TASK PROMPT
Check each line of the records below and collect those holding "name".

Entries from a dataset

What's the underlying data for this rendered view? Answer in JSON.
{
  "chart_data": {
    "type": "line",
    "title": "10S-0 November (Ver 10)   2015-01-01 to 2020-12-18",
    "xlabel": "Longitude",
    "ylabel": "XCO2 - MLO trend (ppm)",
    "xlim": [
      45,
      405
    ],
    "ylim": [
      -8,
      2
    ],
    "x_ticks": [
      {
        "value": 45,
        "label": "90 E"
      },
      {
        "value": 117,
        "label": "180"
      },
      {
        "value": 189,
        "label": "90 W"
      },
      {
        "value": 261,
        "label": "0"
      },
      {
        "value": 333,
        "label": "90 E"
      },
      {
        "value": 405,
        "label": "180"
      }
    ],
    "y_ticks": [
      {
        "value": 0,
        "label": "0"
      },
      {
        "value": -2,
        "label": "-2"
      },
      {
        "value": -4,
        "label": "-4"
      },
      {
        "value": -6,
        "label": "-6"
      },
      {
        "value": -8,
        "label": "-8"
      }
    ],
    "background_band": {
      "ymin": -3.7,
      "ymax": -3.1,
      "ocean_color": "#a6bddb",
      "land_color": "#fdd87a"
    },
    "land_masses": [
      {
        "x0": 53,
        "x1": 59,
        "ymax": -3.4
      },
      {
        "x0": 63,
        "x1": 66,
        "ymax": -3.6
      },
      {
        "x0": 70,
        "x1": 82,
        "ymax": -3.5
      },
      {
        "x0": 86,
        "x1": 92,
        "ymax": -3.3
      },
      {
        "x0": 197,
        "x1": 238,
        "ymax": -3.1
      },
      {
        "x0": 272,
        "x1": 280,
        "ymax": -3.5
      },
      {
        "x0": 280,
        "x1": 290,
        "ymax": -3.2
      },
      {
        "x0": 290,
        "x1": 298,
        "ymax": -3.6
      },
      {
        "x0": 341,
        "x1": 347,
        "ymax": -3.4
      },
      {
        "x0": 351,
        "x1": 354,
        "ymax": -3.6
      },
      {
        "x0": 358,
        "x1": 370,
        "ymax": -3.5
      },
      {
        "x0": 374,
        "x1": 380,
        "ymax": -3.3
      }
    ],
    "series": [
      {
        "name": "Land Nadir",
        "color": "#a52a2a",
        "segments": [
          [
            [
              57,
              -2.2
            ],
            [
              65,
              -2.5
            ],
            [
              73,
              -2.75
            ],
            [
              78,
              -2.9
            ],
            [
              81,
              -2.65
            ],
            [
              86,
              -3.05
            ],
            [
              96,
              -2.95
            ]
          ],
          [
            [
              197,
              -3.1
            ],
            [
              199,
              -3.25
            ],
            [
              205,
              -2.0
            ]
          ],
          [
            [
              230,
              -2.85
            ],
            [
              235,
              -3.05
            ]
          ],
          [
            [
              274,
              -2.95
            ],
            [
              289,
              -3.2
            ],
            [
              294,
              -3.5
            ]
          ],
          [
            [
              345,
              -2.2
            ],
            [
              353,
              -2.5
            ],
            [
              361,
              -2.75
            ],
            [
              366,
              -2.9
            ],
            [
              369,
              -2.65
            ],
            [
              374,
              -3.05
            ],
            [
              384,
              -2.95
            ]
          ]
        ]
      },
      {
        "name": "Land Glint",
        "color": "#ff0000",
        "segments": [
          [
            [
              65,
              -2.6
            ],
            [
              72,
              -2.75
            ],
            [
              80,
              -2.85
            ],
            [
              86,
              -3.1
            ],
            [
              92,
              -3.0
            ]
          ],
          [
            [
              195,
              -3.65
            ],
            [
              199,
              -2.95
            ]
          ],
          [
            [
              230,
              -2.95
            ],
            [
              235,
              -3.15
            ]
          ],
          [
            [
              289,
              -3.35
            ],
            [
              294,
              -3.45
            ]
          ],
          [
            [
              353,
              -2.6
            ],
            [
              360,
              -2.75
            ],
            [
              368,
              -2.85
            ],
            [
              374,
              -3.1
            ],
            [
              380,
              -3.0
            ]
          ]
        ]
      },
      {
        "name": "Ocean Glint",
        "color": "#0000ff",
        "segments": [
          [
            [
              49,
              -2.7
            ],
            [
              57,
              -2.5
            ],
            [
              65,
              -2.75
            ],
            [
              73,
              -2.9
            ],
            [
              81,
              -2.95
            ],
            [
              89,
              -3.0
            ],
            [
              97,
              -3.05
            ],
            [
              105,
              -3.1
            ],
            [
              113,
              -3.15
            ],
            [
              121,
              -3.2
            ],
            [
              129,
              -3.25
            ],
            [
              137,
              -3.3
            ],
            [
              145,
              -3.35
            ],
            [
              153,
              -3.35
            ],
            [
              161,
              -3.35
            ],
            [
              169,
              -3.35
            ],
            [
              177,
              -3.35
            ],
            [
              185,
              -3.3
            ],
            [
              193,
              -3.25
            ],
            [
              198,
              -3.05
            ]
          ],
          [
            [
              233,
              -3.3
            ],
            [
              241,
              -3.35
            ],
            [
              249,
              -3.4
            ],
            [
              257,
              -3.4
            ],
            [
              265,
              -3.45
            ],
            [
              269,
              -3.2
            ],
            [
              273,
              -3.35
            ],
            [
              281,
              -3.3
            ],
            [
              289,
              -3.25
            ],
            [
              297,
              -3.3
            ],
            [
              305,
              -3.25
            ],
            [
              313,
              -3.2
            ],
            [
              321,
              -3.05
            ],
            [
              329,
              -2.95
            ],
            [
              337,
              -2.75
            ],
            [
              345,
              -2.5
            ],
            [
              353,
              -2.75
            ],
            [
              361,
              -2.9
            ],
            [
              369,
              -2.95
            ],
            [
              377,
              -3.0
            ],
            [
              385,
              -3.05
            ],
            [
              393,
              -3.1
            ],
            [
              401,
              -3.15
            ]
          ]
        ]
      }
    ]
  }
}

COMPLETE RESPONSE
        "name": "Land Nadir",
        "name": "Land Glint",
        "name": "Ocean Glint",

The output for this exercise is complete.